Assignment: Look through the listing below for lines containing "variables". State how many there are, and nothing else.

▬▬▬▬▬▬▬▬▬▬

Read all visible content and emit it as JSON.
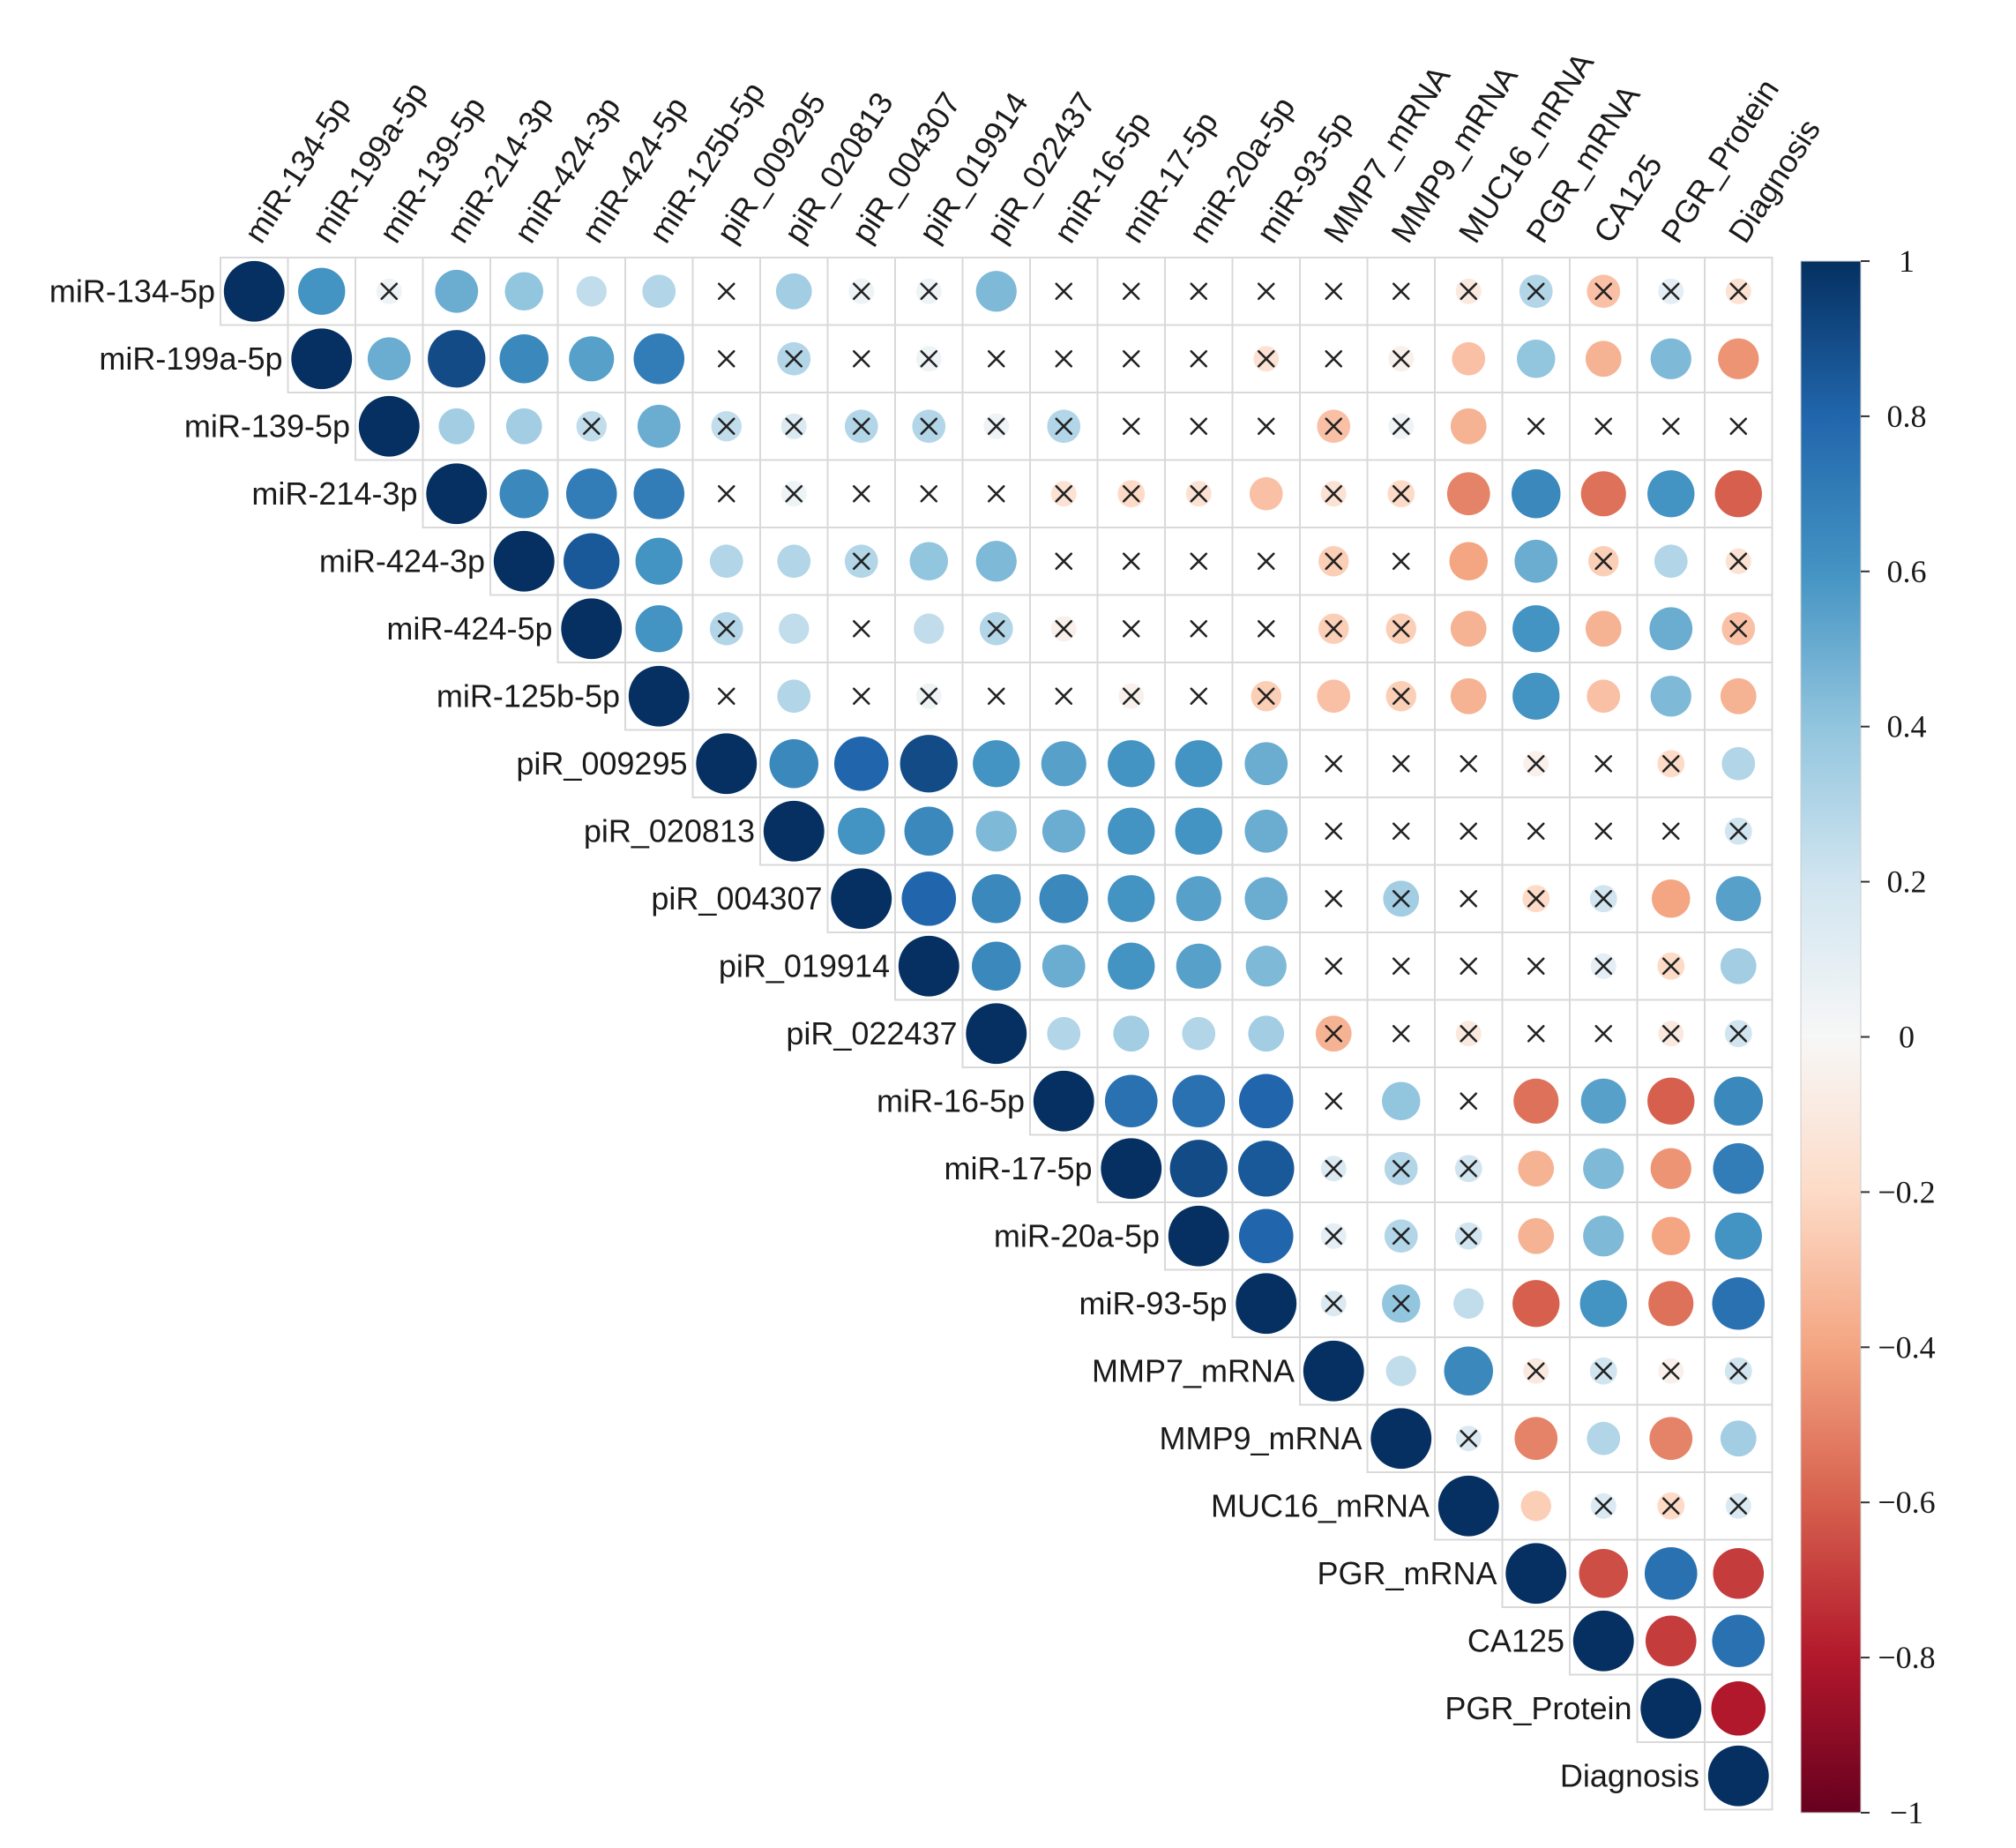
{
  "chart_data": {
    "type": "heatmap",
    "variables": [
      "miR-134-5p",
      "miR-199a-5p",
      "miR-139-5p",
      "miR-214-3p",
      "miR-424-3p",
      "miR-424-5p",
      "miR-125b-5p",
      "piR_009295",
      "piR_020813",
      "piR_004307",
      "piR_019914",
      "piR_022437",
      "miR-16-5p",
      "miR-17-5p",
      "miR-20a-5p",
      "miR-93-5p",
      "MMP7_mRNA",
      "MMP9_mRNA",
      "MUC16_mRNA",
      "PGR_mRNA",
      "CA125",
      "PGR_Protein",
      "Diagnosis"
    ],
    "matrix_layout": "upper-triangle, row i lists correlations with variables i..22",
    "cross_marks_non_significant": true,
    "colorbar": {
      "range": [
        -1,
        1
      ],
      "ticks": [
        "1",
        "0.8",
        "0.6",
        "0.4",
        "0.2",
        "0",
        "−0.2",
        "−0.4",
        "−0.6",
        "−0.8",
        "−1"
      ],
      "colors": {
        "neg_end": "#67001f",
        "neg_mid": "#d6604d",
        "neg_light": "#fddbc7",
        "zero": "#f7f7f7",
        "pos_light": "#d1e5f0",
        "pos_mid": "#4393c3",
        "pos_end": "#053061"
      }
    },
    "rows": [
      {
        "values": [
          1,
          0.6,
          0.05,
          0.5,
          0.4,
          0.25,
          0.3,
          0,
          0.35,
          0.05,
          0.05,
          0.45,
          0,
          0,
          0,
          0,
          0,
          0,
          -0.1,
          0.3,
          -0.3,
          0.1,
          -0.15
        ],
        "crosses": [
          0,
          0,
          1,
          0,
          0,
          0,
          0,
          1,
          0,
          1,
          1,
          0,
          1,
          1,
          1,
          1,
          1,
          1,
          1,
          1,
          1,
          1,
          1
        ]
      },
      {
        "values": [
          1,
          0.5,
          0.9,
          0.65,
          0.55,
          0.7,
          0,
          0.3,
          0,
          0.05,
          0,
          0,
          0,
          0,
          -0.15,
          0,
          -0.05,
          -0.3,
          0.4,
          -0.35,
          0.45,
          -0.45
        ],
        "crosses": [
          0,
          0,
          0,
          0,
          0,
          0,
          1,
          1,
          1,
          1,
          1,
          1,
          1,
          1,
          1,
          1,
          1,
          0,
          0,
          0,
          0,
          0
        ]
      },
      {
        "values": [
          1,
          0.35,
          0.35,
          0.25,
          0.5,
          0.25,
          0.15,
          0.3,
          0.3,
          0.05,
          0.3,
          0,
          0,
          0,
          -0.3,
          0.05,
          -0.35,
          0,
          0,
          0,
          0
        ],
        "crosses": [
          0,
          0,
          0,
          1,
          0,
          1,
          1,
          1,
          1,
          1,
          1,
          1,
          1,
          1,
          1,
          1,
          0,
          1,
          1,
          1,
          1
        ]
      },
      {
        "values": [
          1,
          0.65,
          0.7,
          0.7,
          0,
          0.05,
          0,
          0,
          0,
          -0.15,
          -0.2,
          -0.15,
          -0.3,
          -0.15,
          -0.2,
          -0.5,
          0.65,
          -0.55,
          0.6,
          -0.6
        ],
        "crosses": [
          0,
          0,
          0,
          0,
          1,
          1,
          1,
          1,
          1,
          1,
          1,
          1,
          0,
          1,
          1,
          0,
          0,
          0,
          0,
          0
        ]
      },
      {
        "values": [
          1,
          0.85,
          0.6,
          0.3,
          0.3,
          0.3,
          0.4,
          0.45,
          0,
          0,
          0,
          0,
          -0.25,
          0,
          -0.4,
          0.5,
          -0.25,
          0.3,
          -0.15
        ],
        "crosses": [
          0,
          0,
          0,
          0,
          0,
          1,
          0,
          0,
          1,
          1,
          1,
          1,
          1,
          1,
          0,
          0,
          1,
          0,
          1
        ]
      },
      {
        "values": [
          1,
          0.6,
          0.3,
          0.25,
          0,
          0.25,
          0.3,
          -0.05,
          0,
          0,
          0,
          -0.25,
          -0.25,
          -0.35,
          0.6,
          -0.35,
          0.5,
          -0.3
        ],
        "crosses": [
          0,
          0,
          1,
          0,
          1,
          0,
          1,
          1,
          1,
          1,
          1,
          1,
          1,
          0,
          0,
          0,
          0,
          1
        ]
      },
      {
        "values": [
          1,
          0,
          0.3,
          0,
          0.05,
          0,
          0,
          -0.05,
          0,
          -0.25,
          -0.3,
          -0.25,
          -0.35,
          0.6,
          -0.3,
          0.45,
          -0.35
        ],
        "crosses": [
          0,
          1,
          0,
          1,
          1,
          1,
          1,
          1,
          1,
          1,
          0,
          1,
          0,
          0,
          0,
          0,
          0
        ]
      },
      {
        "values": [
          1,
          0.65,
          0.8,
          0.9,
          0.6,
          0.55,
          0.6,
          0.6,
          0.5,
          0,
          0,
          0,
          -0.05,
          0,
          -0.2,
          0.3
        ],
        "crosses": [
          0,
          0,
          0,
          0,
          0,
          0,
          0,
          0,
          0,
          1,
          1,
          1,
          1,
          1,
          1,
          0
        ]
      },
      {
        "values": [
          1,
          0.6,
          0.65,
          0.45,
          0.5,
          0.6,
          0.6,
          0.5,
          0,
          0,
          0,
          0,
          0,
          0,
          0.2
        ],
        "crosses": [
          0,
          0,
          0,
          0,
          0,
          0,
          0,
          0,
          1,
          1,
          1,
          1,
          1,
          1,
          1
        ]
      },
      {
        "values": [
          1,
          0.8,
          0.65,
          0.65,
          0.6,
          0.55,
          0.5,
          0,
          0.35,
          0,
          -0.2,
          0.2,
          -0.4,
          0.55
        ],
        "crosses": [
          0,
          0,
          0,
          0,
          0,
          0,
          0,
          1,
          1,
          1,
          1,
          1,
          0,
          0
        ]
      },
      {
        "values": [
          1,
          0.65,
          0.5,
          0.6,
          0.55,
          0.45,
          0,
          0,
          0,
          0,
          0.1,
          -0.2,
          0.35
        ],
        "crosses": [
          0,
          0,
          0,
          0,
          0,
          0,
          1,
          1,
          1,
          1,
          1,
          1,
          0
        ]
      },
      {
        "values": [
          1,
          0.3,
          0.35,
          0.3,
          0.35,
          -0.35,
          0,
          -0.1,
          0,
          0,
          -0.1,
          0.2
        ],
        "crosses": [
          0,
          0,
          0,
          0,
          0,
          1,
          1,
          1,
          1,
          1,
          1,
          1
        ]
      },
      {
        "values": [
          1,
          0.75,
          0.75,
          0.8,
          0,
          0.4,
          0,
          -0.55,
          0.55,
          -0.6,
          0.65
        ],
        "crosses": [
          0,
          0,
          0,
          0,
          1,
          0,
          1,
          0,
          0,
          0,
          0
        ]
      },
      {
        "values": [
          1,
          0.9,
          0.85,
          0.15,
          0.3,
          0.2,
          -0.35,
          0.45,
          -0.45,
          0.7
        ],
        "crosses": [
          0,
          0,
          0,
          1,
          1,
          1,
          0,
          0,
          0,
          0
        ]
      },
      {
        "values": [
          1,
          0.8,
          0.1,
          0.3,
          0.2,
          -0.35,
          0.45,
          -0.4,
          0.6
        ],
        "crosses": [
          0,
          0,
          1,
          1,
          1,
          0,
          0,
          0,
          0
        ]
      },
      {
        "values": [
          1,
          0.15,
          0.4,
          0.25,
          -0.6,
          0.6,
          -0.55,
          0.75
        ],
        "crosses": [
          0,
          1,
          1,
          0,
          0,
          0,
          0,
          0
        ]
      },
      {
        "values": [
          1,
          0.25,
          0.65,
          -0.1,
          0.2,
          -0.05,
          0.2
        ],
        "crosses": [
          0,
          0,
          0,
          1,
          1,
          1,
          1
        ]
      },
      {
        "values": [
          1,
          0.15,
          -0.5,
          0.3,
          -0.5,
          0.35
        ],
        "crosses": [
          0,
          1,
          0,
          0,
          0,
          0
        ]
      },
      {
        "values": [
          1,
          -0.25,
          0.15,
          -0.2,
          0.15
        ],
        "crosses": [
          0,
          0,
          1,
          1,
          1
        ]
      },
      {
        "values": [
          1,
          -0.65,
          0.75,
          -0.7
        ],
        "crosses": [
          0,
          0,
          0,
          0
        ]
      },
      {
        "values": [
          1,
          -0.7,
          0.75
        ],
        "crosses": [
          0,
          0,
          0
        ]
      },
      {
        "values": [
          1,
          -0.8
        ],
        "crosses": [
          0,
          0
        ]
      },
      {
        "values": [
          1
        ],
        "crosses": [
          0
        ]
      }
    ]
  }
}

▬▬▬▬▬▬▬▬▬▬

Exercise response: 2